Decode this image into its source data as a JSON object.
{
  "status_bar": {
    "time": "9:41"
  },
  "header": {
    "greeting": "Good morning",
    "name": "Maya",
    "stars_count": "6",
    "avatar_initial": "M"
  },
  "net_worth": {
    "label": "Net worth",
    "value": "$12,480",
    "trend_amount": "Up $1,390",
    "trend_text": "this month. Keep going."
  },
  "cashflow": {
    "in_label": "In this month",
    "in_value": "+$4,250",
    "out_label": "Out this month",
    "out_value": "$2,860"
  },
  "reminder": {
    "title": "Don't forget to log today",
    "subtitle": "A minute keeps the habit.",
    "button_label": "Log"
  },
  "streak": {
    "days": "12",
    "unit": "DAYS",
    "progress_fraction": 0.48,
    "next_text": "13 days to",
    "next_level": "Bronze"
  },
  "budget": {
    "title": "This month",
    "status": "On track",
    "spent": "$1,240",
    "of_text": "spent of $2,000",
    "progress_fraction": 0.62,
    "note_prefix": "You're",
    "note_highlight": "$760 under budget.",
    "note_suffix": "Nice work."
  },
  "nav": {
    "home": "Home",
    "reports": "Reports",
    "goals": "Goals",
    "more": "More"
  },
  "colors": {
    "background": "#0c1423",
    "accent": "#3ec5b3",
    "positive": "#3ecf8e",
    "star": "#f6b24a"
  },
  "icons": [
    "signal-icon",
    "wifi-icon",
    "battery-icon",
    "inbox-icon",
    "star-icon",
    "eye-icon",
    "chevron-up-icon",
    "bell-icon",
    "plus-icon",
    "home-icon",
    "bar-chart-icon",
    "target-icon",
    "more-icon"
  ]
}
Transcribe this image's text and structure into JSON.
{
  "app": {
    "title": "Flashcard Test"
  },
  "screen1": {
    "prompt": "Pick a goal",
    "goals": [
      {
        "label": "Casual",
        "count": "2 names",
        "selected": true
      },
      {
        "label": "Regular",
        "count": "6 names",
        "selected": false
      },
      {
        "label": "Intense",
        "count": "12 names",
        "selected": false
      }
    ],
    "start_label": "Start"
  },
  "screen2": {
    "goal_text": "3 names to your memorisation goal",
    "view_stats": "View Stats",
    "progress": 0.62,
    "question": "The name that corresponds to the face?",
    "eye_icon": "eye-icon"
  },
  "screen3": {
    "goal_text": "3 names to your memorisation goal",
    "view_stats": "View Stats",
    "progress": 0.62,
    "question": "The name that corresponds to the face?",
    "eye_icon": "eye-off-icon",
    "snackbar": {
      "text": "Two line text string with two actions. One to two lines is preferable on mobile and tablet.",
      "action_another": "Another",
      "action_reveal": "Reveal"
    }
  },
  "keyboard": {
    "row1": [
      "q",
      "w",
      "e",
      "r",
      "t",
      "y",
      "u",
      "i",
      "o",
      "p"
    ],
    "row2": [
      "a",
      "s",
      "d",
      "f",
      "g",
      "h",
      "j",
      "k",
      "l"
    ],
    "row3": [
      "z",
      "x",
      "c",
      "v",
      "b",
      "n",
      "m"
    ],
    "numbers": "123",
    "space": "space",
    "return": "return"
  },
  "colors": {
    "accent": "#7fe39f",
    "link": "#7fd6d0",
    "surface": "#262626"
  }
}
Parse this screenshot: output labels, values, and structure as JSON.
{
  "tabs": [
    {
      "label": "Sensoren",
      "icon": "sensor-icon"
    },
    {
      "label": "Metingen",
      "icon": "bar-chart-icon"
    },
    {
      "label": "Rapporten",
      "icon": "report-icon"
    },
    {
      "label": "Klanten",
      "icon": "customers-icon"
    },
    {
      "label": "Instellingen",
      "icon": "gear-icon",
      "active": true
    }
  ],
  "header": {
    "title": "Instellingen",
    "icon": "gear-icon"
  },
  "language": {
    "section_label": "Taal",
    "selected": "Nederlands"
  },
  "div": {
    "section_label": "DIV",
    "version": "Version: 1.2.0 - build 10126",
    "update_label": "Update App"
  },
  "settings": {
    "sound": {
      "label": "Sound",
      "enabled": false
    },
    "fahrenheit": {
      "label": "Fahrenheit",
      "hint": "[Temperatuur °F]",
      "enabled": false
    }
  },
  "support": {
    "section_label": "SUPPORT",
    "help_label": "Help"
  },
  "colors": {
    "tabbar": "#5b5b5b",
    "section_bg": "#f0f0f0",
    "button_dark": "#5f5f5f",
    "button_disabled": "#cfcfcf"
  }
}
----------------
■ Task prompt
Give back the whole listing exactly as it reads.

■ The result
Decode this image into its source data as a JSON object.
{
  "status_bar": {
    "time": "9:41"
  },
  "header": {
    "greeting": "Good morning",
    "name": "Maya",
    "stars_count": "6",
    "avatar_initial": "M"
  },
  "net_worth": {
    "label": "Net worth",
    "value": "$12,480",
    "trend_amount": "Up $1,390",
    "trend_text": "this month. Keep going."
  },
  "cashflow": {
    "in_label": "In this month",
    "in_value": "+$4,250",
    "out_label": "Out this month",
    "out_value": "$2,860"
  },
  "reminder": {
    "title": "Don't forget to log today",
    "subtitle": "A minute keeps the habit.",
    "button_label": "Log"
  },
  "streak": {
    "days": "12",
    "unit": "DAYS",
    "progress_fraction": 0.48,
    "next_text": "13 days to",
    "next_level": "Bronze"
  },
  "budget": {
    "title": "This month",
    "status": "On track",
    "spent": "$1,240",
    "of_text": "spent of $2,000",
    "progress_fraction": 0.62,
    "note_prefix": "You're",
    "note_highlight": "$760 under budget.",
    "note_suffix": "Nice work."
  },
  "nav": {
    "home": "Home",
    "reports": "Reports",
    "goals": "Goals",
    "more": "More"
  },
  "colors": {
    "background": "#0c1423",
    "accent": "#3ec5b3",
    "positive": "#3ecf8e",
    "star": "#f6b24a"
  },
  "icons": [
    "signal-icon",
    "wifi-icon",
    "battery-icon",
    "inbox-icon",
    "star-icon",
    "eye-icon",
    "chevron-up-icon",
    "bell-icon",
    "plus-icon",
    "home-icon",
    "bar-chart-icon",
    "target-icon",
    "more-icon"
  ]
}
Transcribe this image's text and structure into JSON.
{
  "app": {
    "title": "Flashcard Test"
  },
  "screen1": {
    "prompt": "Pick a goal",
    "goals": [
      {
        "label": "Casual",
        "count": "2 names",
        "selected": true
      },
      {
        "label": "Regular",
        "count": "6 names",
        "selected": false
      },
      {
        "label": "Intense",
        "count": "12 names",
        "selected": false
      }
    ],
    "start_label": "Start"
  },
  "screen2": {
    "goal_text": "3 names to your memorisation goal",
    "view_stats": "View Stats",
    "progress": 0.62,
    "question": "The name that corresponds to the face?",
    "eye_icon": "eye-icon"
  },
  "screen3": {
    "goal_text": "3 names to your memorisation goal",
    "view_stats": "View Stats",
    "progress": 0.62,
    "question": "The name that corresponds to the face?",
    "eye_icon": "eye-off-icon",
    "snackbar": {
      "text": "Two line text string with two actions. One to two lines is preferable on mobile and tablet.",
      "action_another": "Another",
      "action_reveal": "Reveal"
    }
  },
  "keyboard": {
    "row1": [
      "q",
      "w",
      "e",
      "r",
      "t",
      "y",
      "u",
      "i",
      "o",
      "p"
    ],
    "row2": [
      "a",
      "s",
      "d",
      "f",
      "g",
      "h",
      "j",
      "k",
      "l"
    ],
    "row3": [
      "z",
      "x",
      "c",
      "v",
      "b",
      "n",
      "m"
    ],
    "numbers": "123",
    "space": "space",
    "return": "return"
  },
  "colors": {
    "accent": "#7fe39f",
    "link": "#7fd6d0",
    "surface": "#262626"
  }
}
Parse this screenshot: output labels, values, and structure as JSON.
{
  "tabs": [
    {
      "label": "Sensoren",
      "icon": "sensor-icon"
    },
    {
      "label": "Metingen",
      "icon": "bar-chart-icon"
    },
    {
      "label": "Rapporten",
      "icon": "report-icon"
    },
    {
      "label": "Klanten",
      "icon": "customers-icon"
    },
    {
      "label": "Instellingen",
      "icon": "gear-icon",
      "active": true
    }
  ],
  "header": {
    "title": "Instellingen",
    "icon": "gear-icon"
  },
  "language": {
    "section_label": "Taal",
    "selected": "Nederlands"
  },
  "div": {
    "section_label": "DIV",
    "version": "Version: 1.2.0 - build 10126",
    "update_label": "Update App"
  },
  "settings": {
    "sound": {
      "label": "Sound",
      "enabled": false
    },
    "fahrenheit": {
      "label": "Fahrenheit",
      "hint": "[Temperatuur °F]",
      "enabled": false
    }
  },
  "support": {
    "section_label": "SUPPORT",
    "help_label": "Help"
  },
  "colors": {
    "tabbar": "#5b5b5b",
    "section_bg": "#f0f0f0",
    "button_dark": "#5f5f5f",
    "button_disabled": "#cfcfcf"
  }
}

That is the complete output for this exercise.